Objective: Gather up the lines with the word "chevron" in them.

(Dataset excerpt)
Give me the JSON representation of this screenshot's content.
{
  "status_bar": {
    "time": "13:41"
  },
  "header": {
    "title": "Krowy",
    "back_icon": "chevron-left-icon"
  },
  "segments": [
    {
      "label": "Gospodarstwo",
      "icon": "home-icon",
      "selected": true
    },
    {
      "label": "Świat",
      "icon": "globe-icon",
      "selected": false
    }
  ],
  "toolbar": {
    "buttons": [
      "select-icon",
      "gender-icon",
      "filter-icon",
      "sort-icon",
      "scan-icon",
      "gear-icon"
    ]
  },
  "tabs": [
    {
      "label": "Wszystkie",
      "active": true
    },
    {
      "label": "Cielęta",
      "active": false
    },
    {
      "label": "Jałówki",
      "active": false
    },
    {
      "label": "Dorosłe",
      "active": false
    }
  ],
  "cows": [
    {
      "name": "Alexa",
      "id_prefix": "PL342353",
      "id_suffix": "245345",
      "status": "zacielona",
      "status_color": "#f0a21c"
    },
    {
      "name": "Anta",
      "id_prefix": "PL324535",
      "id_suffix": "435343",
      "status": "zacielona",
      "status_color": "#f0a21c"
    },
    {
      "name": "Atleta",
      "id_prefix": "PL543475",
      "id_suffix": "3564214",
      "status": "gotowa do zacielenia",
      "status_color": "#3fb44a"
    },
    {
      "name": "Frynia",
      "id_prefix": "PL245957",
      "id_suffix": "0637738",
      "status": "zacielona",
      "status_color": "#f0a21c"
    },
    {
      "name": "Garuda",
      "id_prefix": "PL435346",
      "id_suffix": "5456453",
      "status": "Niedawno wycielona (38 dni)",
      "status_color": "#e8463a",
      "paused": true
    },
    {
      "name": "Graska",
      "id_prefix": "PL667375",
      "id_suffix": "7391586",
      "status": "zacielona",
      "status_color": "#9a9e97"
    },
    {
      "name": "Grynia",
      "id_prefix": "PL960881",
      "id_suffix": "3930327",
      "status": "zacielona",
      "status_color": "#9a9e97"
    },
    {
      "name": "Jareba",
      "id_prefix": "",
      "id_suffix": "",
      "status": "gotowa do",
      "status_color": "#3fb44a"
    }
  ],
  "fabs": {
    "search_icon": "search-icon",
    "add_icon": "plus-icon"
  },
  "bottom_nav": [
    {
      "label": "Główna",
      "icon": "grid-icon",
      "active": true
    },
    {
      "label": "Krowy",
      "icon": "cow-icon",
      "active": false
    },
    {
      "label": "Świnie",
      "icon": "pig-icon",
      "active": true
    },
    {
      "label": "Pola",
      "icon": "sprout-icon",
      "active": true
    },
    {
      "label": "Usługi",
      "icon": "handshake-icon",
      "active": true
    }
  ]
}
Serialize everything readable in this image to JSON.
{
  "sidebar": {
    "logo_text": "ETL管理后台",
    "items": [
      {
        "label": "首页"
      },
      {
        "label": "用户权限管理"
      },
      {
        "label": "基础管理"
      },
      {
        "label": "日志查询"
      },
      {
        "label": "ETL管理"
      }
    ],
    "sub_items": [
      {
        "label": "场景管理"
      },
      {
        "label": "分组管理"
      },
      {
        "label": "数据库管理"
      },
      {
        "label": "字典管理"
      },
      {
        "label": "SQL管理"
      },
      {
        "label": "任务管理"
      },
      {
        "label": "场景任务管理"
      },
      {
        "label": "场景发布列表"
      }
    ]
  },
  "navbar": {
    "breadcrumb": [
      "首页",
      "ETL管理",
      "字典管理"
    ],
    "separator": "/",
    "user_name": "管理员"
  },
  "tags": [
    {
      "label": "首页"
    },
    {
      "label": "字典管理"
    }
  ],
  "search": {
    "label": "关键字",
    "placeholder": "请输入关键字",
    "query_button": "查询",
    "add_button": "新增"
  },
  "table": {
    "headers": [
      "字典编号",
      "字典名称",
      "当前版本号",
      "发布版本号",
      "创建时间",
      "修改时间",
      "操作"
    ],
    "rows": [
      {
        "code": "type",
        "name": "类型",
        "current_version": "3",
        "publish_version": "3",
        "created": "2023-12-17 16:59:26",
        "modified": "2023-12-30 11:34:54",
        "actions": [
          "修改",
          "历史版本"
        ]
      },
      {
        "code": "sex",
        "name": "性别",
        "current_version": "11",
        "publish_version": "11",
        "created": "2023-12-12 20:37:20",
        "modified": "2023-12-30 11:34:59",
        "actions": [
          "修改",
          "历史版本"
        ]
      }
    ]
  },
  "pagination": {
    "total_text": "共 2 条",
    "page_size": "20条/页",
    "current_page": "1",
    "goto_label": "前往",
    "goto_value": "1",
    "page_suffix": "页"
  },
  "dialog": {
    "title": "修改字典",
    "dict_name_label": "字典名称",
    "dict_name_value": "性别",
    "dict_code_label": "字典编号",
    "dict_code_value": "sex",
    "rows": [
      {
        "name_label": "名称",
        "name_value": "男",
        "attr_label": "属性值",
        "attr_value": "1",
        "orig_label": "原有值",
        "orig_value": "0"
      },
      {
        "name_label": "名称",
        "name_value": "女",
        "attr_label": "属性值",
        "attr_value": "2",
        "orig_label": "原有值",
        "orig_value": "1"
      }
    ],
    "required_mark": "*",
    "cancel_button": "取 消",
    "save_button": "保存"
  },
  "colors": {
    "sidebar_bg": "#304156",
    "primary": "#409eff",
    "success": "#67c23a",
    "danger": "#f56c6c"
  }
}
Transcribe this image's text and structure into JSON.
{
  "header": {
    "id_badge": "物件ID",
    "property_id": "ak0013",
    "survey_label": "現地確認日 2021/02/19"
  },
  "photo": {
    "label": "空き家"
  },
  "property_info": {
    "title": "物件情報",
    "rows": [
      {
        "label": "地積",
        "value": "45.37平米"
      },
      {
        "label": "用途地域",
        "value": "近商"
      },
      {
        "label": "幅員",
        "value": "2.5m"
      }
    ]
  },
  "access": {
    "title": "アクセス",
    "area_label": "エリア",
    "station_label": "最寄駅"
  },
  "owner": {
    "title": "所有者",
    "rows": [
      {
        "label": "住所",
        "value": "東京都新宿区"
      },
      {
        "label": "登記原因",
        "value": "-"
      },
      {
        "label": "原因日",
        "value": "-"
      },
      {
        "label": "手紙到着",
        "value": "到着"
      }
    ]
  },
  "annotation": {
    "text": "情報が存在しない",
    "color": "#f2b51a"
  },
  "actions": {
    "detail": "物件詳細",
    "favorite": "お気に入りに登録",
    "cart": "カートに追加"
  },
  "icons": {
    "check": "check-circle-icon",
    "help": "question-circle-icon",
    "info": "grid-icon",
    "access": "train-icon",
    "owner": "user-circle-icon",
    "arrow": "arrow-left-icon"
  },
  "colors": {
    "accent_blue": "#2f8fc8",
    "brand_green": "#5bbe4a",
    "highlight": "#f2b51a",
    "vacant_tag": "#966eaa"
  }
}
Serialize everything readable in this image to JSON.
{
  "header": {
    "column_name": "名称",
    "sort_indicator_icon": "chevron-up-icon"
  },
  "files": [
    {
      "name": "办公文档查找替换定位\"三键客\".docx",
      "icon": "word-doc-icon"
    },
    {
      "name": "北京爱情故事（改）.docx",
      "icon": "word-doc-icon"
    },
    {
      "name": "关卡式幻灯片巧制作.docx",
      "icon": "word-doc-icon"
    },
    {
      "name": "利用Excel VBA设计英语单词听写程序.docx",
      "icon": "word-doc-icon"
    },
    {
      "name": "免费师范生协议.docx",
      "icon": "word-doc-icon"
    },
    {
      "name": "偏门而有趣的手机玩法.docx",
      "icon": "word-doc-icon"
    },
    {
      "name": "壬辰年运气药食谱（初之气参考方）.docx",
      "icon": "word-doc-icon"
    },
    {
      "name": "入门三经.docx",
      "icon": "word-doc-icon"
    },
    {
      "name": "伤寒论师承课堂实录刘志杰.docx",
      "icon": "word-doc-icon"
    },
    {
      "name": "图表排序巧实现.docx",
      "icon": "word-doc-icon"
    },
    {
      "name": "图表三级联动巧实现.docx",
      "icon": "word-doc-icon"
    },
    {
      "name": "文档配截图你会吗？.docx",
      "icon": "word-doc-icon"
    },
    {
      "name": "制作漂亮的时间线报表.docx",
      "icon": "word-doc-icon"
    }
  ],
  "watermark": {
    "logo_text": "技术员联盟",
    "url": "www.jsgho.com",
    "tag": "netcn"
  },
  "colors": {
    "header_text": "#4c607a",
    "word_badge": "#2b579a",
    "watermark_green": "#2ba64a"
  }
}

Solution to the problem:
    "back_icon": "chevron-left-icon"
    "sort_indicator_icon": "chevron-up-icon"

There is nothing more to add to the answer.